## Start Data supplied

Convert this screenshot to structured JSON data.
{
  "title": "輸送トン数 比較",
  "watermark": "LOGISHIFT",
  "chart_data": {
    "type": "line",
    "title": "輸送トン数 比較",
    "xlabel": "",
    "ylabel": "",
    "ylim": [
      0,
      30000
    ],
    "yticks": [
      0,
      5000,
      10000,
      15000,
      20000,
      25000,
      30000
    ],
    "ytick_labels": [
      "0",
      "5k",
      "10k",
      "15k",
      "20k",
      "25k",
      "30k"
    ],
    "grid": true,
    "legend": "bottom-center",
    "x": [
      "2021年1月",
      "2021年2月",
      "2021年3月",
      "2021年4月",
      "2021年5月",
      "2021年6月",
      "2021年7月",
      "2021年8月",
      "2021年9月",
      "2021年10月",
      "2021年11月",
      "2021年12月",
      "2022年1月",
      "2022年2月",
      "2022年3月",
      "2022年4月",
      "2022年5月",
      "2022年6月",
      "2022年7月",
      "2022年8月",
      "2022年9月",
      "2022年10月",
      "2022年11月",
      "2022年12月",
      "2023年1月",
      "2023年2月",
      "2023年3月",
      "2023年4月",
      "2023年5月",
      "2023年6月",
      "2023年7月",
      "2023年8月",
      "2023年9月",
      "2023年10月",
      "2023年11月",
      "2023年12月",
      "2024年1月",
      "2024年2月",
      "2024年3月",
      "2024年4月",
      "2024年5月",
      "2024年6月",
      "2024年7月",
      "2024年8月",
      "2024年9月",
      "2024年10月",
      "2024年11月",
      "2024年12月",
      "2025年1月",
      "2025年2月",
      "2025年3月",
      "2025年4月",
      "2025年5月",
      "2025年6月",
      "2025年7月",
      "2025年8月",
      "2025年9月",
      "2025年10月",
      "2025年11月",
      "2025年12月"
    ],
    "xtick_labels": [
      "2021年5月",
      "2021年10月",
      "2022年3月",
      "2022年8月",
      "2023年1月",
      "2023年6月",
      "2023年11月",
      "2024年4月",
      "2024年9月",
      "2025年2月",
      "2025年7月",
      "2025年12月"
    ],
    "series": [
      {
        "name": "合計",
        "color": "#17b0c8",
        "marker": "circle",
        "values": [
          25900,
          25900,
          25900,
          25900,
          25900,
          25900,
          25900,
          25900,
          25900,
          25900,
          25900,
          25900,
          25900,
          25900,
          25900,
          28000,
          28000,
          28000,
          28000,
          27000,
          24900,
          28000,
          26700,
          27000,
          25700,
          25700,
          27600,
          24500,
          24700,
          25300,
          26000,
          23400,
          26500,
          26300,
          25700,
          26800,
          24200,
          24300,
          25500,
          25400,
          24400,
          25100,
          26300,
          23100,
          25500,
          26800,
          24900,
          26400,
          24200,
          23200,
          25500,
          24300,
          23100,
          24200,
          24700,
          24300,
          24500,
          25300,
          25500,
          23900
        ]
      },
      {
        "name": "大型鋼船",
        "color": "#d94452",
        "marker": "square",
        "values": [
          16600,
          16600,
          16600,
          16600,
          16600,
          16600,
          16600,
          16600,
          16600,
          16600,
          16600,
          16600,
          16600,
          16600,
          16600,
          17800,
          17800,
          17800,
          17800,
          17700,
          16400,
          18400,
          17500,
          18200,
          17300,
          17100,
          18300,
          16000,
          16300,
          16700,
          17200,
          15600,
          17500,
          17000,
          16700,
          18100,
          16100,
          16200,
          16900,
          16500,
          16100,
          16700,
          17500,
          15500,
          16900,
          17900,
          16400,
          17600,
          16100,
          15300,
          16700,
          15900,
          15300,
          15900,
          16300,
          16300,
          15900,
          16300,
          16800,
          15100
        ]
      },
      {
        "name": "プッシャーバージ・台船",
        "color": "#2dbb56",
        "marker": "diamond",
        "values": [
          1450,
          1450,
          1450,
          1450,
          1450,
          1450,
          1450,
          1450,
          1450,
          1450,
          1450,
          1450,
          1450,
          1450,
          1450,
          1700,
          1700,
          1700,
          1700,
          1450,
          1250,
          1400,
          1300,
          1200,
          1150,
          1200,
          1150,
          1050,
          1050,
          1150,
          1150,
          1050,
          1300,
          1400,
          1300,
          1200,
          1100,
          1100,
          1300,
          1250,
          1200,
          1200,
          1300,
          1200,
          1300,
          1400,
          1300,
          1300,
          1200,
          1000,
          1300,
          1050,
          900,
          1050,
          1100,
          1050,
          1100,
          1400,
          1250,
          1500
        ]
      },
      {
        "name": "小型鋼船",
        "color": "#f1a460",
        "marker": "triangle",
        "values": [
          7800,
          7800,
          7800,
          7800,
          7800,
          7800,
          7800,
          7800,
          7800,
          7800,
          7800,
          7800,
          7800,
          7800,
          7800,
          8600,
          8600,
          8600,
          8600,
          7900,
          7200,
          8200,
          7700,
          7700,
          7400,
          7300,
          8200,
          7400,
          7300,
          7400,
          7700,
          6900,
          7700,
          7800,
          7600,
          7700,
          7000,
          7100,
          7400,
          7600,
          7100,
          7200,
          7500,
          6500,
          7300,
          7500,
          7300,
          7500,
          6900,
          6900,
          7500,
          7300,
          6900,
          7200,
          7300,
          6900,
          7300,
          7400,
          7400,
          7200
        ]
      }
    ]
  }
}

## End Data supplied

# Exercise description
State only the count of lines above that hold the string "marker".

# Full solution
4